───── GIVEN RECORDS
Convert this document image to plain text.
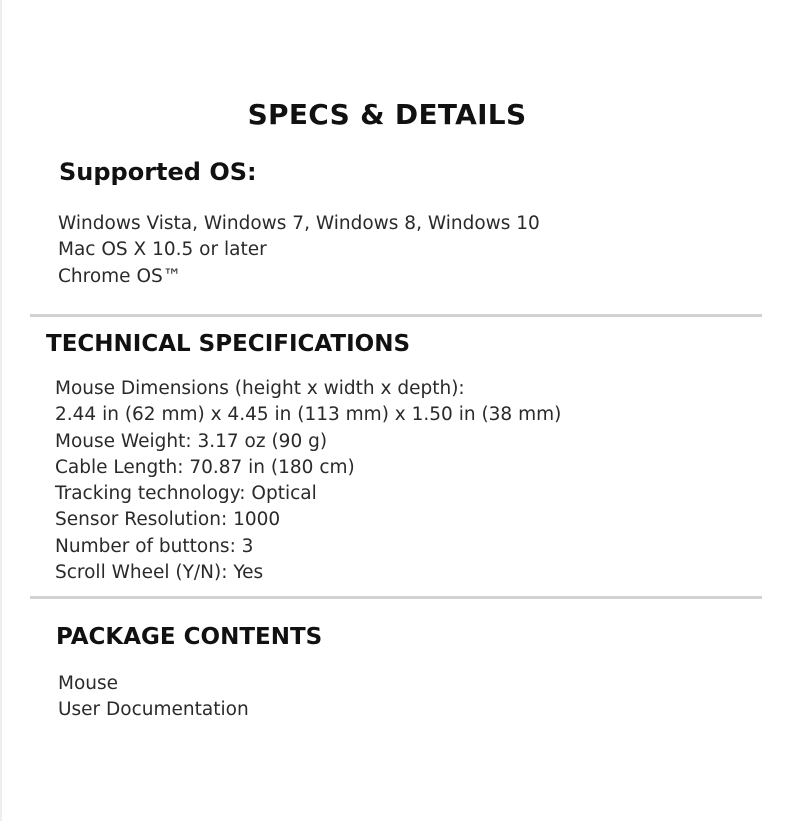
SPECS & DETAILS
Supported OS:
Windows Vista, Windows 7, Windows 8, Windows 10
Mac OS X 10.5 or later
Chrome OS™
TECHNICAL SPECIFICATIONS
Mouse Dimensions (height x width x depth):
2.44 in (62 mm) x 4.45 in (113 mm) x 1.50 in (38 mm)
Mouse Weight: 3.17 oz (90 g)
Cable Length: 70.87 in (180 cm)
Tracking technology: Optical
Sensor Resolution: 1000
Number of buttons: 3
Scroll Wheel (Y/N): Yes
PACKAGE CONTENTS
Mouse
User Documentation
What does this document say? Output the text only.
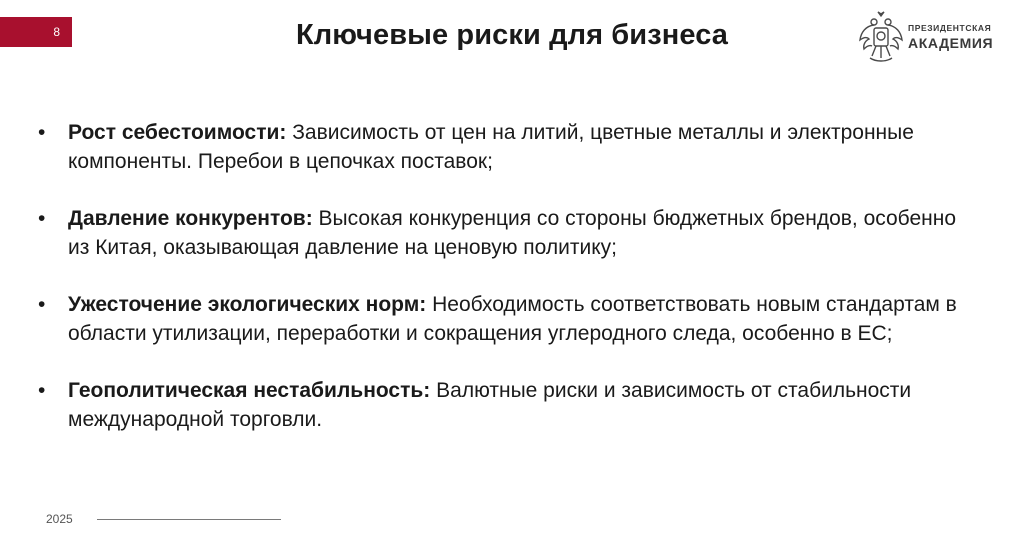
8	Ключевые риски для бизнеса	ПРЕЗИДЕНТСКАЯ
АКАДЕМИЯ
• Рост себестоимости: Зависимость от цен на литий, цветные металлы и электронные компоненты. Перебои в цепочках поставок;
• Давление конкурентов: Высокая конкуренция со стороны бюджетных брендов, особенно из Китая, оказывающая давление на ценовую политику;
• Ужесточение экологических норм: Необходимость соответствовать новым стандартам в области утилизации, переработки и сокращения углеродного следа, особенно в ЕС;
• Геополитическая нестабильность: Валютные риски и зависимость от стабильности международной торговли.
2025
──────────
WHAT THE TASK ASKS >>
Except for the pictures, reproduce every line exactly.

EXERCISE ANSWER >>
Convert this document image to plain text.
SPECS & DETAILS
Supported OS:
Windows Vista, Windows 7, Windows 8, Windows 10
Mac OS X 10.5 or later
Chrome OS™
TECHNICAL SPECIFICATIONS
Mouse Dimensions (height x width x depth):
2.44 in (62 mm) x 4.45 in (113 mm) x 1.50 in (38 mm)
Mouse Weight: 3.17 oz (90 g)
Cable Length: 70.87 in (180 cm)
Tracking technology: Optical
Sensor Resolution: 1000
Number of buttons: 3
Scroll Wheel (Y/N): Yes
PACKAGE CONTENTS
Mouse
User Documentation
What does this document say? Output the text only.
8	Ключевые риски для бизнеса	ПРЕЗИДЕНТСКАЯ
АКАДЕМИЯ
• Рост себестоимости: Зависимость от цен на литий, цветные металлы и электронные компоненты. Перебои в цепочках поставок;
• Давление конкурентов: Высокая конкуренция со стороны бюджетных брендов, особенно из Китая, оказывающая давление на ценовую политику;
• Ужесточение экологических норм: Необходимость соответствовать новым стандартам в области утилизации, переработки и сокращения углеродного следа, особенно в ЕС;
• Геополитическая нестабильность: Валютные риски и зависимость от стабильности международной торговли.
2025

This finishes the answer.